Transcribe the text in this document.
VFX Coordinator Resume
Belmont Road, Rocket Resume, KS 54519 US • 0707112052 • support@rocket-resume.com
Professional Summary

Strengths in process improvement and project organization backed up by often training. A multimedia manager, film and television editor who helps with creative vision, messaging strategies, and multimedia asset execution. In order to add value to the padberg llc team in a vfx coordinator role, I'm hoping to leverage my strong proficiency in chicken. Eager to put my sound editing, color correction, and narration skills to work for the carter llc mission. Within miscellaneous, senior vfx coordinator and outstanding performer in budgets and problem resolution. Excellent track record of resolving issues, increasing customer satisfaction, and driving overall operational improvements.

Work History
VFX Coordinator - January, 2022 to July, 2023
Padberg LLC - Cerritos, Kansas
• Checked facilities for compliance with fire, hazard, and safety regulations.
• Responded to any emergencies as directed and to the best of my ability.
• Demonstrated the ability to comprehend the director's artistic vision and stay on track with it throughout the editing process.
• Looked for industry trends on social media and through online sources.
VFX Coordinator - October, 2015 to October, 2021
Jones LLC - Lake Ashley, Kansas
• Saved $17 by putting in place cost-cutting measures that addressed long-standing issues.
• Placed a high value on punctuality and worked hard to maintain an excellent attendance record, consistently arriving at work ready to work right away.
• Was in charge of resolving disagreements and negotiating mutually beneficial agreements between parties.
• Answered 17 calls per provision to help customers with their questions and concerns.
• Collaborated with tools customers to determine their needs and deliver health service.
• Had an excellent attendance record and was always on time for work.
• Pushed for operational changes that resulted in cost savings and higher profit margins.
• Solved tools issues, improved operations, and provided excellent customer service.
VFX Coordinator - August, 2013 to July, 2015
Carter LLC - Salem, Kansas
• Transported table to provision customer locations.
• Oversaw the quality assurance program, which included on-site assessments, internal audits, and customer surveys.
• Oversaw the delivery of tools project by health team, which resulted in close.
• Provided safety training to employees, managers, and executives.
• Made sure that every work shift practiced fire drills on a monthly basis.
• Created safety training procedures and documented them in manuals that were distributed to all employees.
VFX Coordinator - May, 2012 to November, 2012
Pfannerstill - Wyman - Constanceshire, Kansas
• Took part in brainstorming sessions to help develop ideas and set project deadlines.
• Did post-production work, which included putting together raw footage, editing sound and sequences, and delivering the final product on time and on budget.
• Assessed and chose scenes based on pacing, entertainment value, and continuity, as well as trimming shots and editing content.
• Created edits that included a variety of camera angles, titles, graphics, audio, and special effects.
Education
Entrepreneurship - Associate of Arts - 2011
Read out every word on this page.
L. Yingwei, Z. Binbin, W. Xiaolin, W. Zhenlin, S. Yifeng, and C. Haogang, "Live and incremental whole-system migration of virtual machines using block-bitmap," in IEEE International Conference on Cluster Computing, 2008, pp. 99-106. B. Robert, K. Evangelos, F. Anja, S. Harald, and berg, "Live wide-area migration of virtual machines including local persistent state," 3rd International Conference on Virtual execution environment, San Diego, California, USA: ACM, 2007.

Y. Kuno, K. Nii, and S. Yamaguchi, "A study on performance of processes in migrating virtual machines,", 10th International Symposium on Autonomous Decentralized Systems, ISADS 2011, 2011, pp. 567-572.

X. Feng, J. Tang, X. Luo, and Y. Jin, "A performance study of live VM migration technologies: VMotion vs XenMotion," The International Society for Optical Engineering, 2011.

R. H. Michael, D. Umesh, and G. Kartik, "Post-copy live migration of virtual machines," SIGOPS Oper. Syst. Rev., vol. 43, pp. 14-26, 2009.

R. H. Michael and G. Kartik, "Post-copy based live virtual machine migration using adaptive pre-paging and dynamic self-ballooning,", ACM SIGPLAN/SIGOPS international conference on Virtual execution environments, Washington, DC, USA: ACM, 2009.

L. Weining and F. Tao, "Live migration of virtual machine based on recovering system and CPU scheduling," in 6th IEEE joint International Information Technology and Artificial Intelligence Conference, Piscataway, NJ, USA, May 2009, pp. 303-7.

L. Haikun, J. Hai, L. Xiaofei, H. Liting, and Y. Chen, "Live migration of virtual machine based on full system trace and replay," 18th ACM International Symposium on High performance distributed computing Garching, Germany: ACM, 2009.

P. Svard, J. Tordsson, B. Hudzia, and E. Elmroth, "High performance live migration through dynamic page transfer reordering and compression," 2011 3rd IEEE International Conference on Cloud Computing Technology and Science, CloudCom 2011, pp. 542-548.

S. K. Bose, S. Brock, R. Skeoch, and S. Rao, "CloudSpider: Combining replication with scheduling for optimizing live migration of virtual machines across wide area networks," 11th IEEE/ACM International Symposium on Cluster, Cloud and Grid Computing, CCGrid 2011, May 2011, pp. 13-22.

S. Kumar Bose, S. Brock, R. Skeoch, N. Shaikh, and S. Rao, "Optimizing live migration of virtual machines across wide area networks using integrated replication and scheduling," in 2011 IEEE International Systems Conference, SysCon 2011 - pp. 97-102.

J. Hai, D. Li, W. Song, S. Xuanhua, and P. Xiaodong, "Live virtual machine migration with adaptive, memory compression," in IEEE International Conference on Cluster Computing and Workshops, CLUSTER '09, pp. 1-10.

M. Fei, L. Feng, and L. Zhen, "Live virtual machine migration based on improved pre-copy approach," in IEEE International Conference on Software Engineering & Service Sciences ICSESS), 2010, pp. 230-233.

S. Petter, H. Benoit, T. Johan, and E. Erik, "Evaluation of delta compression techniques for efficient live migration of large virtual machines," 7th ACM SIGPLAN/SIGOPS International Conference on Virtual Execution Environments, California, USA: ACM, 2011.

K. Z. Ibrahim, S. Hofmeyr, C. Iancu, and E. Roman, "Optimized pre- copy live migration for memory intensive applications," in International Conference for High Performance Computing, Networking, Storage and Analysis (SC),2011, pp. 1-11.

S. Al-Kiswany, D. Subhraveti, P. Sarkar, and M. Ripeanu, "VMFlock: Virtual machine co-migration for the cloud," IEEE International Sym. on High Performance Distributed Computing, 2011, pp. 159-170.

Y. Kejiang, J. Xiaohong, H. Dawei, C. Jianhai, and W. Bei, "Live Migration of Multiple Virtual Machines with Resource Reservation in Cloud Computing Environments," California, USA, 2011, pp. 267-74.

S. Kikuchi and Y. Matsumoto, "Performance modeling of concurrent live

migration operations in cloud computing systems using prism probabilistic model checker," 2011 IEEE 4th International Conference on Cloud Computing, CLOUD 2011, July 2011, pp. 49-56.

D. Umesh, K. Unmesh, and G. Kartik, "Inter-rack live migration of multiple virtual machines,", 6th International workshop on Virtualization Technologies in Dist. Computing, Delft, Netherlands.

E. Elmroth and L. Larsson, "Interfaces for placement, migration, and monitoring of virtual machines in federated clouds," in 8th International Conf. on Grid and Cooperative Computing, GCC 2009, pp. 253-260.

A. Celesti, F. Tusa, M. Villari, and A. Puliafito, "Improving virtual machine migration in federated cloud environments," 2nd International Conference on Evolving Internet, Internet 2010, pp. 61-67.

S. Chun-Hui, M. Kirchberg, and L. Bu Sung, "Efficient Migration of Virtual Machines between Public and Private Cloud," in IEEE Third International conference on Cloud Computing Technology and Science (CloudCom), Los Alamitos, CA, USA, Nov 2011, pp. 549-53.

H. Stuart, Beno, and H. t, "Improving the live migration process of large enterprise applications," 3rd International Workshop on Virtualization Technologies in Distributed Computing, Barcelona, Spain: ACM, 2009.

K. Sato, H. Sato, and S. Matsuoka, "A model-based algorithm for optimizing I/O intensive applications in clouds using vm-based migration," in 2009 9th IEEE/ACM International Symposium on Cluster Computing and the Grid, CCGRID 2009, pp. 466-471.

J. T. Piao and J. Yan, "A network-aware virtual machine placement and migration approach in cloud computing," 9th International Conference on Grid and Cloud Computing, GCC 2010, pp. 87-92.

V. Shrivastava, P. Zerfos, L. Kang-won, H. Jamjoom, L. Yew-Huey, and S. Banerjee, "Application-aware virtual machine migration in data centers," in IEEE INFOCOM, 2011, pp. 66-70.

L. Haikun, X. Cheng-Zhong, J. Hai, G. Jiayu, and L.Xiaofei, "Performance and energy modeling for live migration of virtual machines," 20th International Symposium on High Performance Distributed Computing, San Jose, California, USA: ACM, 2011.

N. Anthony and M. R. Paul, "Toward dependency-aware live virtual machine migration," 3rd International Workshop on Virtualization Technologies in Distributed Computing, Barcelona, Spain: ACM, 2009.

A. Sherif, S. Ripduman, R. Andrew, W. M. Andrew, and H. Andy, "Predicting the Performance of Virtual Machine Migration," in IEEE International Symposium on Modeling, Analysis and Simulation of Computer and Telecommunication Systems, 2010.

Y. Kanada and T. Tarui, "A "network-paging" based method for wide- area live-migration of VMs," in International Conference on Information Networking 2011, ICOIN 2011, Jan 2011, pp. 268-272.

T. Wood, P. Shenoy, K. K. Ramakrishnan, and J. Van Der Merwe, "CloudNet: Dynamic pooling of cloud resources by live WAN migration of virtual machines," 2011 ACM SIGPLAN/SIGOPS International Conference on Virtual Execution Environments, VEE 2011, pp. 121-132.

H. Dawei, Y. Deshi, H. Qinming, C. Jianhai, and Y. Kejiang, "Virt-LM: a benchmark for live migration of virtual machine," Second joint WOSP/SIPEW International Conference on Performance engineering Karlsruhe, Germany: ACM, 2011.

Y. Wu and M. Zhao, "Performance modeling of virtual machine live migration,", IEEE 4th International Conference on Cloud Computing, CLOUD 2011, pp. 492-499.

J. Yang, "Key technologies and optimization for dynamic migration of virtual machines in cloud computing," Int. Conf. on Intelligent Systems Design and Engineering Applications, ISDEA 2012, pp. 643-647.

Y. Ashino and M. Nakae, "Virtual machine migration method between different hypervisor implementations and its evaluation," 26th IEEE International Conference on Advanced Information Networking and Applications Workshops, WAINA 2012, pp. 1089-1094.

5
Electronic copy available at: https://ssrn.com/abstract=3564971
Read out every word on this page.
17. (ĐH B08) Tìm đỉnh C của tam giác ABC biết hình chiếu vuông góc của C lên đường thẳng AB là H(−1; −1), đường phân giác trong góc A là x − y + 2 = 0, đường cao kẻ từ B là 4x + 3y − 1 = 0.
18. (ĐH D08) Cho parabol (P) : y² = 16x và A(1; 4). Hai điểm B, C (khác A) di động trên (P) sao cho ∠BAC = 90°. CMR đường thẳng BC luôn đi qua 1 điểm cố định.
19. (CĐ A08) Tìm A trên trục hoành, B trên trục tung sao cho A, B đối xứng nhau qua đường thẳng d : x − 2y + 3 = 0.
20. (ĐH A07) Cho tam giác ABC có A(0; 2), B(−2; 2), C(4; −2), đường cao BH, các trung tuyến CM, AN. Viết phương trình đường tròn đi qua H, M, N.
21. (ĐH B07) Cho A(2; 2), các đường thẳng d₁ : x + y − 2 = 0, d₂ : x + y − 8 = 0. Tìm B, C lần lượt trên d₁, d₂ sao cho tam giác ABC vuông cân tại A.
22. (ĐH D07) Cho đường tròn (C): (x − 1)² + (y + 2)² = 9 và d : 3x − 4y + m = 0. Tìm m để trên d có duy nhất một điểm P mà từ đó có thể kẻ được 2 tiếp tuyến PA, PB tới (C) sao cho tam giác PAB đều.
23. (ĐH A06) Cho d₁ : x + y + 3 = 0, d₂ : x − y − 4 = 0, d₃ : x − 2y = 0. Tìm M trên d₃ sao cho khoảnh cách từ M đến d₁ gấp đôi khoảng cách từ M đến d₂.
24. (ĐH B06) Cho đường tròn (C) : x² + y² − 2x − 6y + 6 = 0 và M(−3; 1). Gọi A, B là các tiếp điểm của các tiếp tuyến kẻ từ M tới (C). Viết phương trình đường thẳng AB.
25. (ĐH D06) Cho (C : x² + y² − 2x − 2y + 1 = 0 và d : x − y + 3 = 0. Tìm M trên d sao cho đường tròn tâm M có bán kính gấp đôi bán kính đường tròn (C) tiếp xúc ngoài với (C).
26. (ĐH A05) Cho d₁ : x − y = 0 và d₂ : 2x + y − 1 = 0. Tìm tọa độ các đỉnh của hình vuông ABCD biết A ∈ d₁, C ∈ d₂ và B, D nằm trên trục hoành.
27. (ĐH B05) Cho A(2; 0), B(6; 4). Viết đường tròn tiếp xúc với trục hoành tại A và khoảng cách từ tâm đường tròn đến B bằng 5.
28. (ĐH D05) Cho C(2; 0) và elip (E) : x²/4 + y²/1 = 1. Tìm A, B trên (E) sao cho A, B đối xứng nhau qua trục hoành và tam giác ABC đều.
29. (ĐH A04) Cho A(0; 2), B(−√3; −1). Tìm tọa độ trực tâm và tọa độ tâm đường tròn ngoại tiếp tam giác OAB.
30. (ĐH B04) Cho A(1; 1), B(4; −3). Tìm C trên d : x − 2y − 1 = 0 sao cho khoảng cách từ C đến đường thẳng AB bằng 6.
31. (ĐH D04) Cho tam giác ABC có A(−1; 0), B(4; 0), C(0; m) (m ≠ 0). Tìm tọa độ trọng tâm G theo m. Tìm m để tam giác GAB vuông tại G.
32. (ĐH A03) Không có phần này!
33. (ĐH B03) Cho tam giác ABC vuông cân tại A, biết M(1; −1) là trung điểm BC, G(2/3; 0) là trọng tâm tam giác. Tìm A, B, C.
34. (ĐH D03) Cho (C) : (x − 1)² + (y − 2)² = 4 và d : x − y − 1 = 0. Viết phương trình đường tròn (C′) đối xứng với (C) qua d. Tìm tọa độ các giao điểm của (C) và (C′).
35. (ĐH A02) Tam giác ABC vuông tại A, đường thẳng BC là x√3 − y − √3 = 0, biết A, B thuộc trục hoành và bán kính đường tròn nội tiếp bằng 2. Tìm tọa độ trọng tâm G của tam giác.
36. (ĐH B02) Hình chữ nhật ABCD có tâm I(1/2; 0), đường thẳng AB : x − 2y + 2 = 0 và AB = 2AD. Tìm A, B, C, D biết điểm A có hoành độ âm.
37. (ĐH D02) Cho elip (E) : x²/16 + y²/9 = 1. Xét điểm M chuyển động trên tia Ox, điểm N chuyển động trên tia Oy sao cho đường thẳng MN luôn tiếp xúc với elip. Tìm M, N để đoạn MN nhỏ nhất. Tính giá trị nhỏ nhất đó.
#####
# [STATED GOAL]
Search the lines for the string "Umesh" and copy every line that has it.

# [FULL RESPONSE]
R. H. Michael, D. Umesh, and G. Kartik, "Post-copy live migration of virtual machines," SIGOPS Oper. Syst. Rev., vol. 43, pp. 14-26, 2009.
D. Umesh, K. Unmesh, and G. Kartik, "Inter-rack live migration of multiple virtual machines,", 6th International workshop on Virtualization Technologies in Dist. Computing, Delft, Netherlands.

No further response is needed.